+++ Data to use +++

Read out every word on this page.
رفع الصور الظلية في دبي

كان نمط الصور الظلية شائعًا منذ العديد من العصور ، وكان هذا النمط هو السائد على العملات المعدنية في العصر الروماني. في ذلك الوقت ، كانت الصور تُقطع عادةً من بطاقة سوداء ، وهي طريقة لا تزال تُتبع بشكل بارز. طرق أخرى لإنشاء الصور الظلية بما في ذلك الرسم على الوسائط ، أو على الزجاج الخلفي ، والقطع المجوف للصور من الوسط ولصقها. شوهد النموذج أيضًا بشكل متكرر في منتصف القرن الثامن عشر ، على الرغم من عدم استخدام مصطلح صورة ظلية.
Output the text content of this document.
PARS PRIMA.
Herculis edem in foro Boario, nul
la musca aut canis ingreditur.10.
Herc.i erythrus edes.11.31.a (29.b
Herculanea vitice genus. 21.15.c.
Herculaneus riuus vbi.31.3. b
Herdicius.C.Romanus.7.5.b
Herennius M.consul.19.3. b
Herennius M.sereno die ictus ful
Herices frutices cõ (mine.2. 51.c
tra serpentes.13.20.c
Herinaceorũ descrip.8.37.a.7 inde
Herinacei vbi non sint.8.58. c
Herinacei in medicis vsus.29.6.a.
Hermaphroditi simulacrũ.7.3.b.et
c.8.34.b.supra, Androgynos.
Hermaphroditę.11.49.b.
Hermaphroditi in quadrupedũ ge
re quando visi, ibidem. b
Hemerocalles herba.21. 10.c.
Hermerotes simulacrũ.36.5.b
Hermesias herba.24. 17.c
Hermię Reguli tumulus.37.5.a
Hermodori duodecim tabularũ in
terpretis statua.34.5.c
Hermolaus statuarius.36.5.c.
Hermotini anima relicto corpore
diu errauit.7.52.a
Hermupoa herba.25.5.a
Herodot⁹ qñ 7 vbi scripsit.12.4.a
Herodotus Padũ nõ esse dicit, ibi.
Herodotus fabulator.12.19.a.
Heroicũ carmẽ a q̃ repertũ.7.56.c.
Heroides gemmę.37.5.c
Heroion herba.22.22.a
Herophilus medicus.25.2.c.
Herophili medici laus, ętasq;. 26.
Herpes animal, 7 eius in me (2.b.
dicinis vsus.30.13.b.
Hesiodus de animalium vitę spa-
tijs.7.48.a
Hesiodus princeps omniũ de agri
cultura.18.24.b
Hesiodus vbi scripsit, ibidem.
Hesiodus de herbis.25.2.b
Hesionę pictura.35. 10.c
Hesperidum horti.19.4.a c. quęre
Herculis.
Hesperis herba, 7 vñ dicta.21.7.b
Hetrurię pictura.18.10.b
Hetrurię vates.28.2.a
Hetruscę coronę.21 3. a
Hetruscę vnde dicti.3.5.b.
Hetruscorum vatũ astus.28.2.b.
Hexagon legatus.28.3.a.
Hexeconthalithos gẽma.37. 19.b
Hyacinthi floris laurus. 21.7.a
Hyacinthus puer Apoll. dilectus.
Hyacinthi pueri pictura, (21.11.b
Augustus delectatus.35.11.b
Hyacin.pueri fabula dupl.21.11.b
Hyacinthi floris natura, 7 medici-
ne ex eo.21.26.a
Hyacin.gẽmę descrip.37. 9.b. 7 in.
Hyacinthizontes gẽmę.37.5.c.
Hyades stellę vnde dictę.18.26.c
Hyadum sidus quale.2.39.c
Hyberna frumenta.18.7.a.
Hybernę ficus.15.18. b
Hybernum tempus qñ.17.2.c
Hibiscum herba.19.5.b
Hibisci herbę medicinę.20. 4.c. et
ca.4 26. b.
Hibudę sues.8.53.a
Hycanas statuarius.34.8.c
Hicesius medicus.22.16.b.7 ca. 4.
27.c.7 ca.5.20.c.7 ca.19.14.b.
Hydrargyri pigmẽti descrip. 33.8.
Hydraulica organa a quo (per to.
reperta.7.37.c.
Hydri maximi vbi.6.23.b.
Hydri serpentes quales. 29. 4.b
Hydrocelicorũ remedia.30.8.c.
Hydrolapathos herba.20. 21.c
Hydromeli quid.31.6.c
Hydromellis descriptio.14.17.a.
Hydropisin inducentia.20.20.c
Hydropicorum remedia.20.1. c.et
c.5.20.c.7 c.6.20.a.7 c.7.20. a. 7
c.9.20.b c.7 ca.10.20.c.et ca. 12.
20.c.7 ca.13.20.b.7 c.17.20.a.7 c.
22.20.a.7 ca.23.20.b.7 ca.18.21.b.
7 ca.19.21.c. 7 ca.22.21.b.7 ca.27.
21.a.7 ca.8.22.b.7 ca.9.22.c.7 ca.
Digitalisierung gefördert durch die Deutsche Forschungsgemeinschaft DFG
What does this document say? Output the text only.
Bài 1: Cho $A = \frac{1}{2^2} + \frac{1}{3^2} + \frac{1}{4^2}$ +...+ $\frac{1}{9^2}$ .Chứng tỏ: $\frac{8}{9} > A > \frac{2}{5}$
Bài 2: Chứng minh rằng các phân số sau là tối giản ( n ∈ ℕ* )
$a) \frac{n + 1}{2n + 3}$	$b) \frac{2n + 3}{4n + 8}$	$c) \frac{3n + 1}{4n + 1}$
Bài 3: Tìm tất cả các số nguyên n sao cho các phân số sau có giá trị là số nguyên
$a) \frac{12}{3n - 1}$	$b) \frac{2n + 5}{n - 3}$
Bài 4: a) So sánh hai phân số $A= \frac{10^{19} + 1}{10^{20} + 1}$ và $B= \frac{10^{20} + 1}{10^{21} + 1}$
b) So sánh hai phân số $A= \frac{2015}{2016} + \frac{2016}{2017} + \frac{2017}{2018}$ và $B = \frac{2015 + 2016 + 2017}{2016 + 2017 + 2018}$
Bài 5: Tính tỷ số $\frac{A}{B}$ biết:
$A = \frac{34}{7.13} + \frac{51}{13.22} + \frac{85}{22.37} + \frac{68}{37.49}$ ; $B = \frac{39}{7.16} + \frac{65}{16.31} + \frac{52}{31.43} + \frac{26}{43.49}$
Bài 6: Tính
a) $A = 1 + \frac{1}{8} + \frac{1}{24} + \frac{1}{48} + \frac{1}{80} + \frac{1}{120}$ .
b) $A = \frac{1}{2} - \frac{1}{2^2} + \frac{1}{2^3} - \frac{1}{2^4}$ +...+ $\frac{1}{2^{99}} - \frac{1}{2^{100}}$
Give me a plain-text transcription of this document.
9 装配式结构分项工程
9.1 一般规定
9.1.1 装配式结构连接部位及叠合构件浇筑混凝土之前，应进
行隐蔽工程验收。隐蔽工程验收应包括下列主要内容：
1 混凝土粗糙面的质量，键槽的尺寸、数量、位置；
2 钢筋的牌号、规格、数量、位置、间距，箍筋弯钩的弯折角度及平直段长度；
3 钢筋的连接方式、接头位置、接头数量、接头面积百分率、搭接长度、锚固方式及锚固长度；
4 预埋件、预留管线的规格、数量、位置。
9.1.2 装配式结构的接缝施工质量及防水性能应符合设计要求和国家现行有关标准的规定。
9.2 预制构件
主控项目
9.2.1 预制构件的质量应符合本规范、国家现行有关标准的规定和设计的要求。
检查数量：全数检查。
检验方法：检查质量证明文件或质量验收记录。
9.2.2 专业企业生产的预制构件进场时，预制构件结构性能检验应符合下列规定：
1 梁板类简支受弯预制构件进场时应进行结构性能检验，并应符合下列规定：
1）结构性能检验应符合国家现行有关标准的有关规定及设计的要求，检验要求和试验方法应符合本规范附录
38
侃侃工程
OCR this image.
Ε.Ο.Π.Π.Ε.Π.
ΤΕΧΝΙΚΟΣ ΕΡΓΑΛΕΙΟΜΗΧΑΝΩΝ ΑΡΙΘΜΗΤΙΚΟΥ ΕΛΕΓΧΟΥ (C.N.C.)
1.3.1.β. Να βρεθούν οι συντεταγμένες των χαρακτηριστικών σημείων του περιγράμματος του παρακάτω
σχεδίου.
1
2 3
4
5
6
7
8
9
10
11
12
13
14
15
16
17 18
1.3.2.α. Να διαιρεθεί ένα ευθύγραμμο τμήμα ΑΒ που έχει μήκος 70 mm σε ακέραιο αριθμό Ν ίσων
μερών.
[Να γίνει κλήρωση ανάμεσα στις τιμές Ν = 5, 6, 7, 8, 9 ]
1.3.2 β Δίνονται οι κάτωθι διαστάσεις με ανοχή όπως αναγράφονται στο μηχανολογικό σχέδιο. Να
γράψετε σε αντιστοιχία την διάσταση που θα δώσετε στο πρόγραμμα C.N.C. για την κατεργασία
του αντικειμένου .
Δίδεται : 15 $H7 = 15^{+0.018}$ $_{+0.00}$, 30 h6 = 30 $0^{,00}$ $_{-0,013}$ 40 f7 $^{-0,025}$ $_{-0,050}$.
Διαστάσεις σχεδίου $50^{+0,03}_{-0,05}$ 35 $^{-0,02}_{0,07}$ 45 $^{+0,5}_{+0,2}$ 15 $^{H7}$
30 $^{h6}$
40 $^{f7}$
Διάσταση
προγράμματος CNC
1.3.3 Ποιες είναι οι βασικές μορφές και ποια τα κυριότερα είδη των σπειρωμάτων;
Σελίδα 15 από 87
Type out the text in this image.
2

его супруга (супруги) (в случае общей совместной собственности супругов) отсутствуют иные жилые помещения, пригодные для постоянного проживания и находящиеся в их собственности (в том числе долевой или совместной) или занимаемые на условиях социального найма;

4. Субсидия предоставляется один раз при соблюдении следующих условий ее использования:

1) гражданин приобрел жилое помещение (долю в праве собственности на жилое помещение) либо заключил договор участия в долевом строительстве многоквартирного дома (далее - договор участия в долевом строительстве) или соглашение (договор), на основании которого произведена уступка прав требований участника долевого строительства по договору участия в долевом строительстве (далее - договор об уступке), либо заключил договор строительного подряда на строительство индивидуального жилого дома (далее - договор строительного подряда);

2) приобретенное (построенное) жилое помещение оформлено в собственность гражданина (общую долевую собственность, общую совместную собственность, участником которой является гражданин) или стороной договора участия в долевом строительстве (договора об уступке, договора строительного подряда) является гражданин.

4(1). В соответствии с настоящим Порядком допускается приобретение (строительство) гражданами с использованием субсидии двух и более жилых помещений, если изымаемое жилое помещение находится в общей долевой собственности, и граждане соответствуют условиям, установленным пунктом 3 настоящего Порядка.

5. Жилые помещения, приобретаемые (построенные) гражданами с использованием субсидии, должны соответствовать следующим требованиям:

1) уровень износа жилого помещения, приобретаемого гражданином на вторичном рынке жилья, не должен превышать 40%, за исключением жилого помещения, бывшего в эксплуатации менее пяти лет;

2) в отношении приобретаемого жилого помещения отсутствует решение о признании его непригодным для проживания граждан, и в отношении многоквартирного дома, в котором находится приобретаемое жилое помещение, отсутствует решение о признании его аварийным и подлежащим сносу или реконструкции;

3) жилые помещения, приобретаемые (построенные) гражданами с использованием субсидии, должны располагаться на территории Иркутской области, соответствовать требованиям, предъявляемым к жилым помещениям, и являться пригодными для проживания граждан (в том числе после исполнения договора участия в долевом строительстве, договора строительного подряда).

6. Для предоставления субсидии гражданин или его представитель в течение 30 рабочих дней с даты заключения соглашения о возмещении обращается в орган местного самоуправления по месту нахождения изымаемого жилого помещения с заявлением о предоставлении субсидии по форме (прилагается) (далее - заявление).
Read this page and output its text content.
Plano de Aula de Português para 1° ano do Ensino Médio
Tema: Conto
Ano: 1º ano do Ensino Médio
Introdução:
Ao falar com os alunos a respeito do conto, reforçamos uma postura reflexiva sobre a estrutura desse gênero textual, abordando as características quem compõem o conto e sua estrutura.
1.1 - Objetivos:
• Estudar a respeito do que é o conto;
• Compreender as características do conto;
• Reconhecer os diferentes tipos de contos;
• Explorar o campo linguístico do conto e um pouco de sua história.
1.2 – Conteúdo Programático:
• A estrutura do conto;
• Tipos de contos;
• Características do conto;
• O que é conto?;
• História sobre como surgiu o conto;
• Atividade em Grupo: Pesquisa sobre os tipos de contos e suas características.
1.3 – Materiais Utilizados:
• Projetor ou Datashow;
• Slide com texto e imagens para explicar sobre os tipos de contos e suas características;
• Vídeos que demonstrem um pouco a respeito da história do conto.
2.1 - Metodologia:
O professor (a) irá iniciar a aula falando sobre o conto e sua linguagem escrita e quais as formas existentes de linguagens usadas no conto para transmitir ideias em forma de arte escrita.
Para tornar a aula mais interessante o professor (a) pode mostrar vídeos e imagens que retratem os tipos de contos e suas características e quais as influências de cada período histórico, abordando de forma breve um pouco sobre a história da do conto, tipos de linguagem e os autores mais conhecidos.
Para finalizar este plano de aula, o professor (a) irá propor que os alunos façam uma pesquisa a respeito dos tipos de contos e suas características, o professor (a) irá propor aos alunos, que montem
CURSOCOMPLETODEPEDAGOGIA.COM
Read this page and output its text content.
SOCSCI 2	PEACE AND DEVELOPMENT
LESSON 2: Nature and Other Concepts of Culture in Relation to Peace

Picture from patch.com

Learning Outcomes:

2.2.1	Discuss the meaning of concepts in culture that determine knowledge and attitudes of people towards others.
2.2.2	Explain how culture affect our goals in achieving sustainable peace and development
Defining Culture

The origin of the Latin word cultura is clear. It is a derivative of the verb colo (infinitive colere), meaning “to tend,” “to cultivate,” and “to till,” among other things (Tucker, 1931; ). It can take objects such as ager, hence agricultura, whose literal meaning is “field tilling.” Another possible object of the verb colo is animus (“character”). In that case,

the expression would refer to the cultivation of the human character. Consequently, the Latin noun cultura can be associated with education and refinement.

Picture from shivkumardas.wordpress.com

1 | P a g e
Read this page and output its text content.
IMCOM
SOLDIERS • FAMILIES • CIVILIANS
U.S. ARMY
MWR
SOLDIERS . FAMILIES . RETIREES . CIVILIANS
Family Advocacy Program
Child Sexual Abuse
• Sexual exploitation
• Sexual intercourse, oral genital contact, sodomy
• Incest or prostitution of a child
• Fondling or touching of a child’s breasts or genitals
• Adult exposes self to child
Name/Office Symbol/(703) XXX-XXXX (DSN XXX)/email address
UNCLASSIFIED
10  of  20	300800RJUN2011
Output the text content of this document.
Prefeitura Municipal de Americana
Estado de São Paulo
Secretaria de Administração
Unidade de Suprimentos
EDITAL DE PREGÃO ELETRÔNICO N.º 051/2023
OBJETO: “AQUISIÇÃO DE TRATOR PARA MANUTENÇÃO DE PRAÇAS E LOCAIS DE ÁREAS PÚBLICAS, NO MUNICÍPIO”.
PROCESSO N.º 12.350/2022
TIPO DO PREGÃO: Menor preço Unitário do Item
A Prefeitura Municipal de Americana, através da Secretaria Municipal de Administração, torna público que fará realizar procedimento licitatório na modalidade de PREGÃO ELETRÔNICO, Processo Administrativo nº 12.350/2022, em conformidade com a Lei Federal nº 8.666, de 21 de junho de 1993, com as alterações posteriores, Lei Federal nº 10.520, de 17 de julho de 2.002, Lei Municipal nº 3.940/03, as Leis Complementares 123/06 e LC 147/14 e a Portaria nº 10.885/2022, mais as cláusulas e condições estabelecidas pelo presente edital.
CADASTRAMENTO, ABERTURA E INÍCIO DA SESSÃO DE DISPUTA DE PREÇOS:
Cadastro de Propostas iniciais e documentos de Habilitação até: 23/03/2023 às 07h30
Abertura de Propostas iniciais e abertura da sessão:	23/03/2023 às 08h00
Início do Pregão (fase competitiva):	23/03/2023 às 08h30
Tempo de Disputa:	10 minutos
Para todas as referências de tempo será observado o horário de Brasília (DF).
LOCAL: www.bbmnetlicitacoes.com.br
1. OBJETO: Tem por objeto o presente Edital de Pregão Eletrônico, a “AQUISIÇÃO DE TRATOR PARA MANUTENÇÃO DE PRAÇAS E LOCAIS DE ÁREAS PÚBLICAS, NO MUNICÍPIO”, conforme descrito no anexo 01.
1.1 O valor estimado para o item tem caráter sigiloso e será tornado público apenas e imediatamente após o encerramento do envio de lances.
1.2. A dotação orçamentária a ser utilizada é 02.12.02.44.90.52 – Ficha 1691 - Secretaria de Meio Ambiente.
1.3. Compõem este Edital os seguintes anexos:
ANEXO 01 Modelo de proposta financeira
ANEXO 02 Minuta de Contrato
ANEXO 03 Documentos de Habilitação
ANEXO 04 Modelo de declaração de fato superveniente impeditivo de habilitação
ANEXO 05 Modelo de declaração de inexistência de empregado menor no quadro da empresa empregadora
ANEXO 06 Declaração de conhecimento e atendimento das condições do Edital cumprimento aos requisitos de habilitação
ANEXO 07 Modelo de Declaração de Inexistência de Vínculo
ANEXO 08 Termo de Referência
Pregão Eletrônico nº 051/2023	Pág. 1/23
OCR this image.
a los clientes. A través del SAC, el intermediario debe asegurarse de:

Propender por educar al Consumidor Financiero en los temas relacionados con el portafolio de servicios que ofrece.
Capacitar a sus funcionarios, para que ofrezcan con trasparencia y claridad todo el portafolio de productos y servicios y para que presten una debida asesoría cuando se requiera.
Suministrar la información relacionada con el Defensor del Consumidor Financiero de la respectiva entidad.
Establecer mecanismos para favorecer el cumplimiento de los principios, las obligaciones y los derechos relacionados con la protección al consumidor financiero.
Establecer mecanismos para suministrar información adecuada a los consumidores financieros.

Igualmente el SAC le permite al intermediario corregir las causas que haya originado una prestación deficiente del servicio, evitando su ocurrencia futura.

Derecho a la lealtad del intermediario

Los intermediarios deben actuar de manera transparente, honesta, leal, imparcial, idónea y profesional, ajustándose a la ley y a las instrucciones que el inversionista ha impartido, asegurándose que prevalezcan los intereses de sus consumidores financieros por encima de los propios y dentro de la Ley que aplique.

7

+++

## Exercise requirements
Copy out each line of the material that holds the word "Picture".

## Task response
Picture from patch.com
Picture from shivkumardas.wordpress.com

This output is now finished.